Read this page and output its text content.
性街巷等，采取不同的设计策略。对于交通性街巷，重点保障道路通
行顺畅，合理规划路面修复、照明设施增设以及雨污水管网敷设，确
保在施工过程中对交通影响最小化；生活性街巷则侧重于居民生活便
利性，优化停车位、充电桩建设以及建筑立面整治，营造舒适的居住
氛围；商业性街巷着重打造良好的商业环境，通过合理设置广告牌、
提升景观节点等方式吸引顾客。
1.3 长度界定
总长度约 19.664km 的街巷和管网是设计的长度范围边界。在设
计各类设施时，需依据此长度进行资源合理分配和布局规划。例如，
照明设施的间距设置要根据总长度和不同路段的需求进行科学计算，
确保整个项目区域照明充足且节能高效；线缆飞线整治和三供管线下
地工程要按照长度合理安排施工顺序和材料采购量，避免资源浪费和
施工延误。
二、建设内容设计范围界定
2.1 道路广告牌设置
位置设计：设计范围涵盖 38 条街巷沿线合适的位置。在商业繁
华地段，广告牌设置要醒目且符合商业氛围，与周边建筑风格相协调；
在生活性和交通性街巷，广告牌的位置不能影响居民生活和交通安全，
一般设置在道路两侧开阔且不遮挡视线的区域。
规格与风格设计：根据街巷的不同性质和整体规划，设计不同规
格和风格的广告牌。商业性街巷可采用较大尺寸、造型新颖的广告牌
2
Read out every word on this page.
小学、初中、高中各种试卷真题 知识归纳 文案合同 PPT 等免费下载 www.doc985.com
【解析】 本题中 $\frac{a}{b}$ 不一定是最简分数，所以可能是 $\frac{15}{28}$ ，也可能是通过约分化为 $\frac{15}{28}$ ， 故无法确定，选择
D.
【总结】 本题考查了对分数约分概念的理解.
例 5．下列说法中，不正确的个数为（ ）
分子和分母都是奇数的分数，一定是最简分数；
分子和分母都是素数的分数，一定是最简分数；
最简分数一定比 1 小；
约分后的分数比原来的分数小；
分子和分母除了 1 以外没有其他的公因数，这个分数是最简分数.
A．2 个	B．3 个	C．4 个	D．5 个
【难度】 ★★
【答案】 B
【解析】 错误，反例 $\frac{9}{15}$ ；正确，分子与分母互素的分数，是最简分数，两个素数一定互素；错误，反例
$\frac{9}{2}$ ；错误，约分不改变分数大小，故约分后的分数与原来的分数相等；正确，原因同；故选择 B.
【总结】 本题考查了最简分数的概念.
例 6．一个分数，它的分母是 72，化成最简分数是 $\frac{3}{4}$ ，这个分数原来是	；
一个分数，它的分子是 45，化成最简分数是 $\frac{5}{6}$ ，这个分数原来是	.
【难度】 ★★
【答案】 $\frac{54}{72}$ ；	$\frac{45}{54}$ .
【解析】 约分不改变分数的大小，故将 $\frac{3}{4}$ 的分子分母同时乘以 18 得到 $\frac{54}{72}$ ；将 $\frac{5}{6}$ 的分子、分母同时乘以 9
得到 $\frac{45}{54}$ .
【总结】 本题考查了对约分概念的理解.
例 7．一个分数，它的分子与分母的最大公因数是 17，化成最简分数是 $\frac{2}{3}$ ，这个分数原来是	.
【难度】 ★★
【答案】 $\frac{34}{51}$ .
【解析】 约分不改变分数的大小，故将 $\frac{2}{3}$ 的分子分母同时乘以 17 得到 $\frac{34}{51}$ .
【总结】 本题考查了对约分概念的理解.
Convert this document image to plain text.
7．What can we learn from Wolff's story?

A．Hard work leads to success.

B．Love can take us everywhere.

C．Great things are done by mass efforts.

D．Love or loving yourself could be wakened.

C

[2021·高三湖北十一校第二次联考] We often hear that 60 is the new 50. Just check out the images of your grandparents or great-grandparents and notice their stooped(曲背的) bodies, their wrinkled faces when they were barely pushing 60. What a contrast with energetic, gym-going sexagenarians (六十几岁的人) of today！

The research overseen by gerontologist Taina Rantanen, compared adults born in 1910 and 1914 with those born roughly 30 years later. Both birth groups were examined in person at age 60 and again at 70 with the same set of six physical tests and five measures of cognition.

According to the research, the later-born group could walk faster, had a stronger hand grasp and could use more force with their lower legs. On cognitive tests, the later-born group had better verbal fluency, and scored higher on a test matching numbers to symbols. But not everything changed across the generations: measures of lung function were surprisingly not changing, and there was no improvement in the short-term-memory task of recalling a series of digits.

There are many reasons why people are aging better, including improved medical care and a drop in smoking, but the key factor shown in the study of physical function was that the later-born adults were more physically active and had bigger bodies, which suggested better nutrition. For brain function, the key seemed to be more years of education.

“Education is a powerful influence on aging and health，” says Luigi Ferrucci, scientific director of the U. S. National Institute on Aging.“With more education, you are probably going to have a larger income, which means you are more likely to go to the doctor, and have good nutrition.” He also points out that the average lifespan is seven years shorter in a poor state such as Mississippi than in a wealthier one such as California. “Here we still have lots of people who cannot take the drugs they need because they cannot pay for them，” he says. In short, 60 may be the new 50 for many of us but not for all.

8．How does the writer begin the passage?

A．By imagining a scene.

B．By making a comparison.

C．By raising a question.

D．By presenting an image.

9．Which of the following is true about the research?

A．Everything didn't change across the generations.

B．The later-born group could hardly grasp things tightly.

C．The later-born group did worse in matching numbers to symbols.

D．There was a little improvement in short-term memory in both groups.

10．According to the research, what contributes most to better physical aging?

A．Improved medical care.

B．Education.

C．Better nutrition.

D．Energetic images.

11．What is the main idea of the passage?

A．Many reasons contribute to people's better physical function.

▶ [TO DO] Give the count of lines in the records that contain "According", and no other text.

▶ [OUTPUT OF THE TASK] 2